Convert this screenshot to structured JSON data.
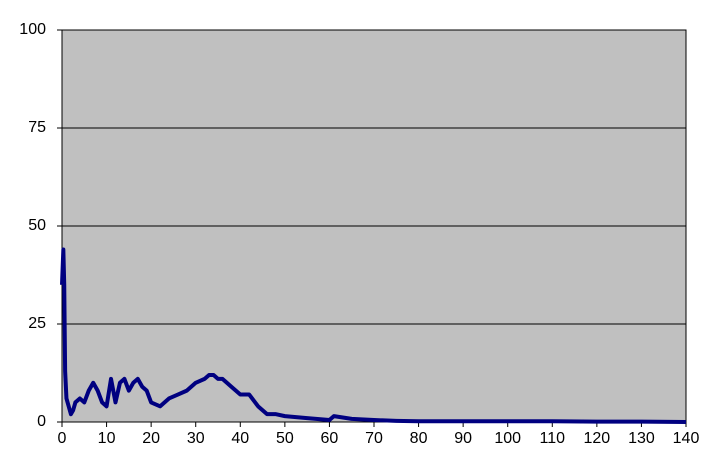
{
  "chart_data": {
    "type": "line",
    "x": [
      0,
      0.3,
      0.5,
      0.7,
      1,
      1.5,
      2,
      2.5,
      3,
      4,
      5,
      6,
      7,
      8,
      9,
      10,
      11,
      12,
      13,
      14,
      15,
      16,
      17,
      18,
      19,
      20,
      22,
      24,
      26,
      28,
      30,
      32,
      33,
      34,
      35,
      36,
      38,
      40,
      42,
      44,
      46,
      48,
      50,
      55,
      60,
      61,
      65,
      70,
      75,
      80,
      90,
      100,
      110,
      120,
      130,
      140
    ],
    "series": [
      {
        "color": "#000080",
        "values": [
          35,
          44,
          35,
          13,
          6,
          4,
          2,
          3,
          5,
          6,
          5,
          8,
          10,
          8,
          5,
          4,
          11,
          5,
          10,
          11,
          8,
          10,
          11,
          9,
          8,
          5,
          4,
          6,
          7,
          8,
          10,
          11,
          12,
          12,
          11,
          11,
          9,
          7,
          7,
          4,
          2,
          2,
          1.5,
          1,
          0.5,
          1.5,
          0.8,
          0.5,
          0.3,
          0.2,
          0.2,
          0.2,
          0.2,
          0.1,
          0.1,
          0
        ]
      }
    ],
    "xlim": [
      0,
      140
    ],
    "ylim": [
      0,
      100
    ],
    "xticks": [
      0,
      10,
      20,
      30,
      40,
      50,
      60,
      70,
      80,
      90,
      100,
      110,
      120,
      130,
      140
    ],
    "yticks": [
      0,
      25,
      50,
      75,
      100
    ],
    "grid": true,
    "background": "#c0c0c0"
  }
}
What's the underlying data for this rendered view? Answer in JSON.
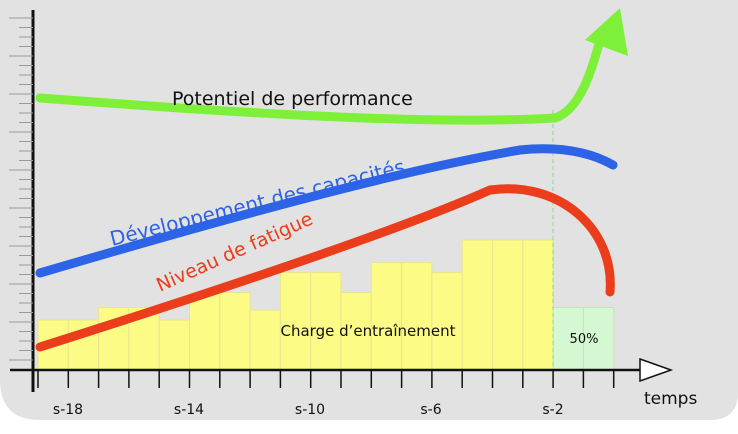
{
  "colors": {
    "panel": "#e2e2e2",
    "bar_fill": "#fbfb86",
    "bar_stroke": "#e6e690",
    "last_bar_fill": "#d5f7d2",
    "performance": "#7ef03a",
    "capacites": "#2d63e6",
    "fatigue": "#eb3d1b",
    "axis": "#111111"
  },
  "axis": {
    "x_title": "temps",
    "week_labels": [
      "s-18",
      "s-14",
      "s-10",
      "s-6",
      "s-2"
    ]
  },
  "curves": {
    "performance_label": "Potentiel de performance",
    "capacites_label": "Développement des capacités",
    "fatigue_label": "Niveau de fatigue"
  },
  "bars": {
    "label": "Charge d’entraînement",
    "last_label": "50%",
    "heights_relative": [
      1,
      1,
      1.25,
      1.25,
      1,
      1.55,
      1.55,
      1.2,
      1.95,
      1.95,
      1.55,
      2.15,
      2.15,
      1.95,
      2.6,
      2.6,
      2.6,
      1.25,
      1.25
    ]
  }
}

- **WHAT IS REQUIRED**: Count the lines in the entries above that include the string "this", then give only that figure.

- **COMPLETE RESPONSE**: 2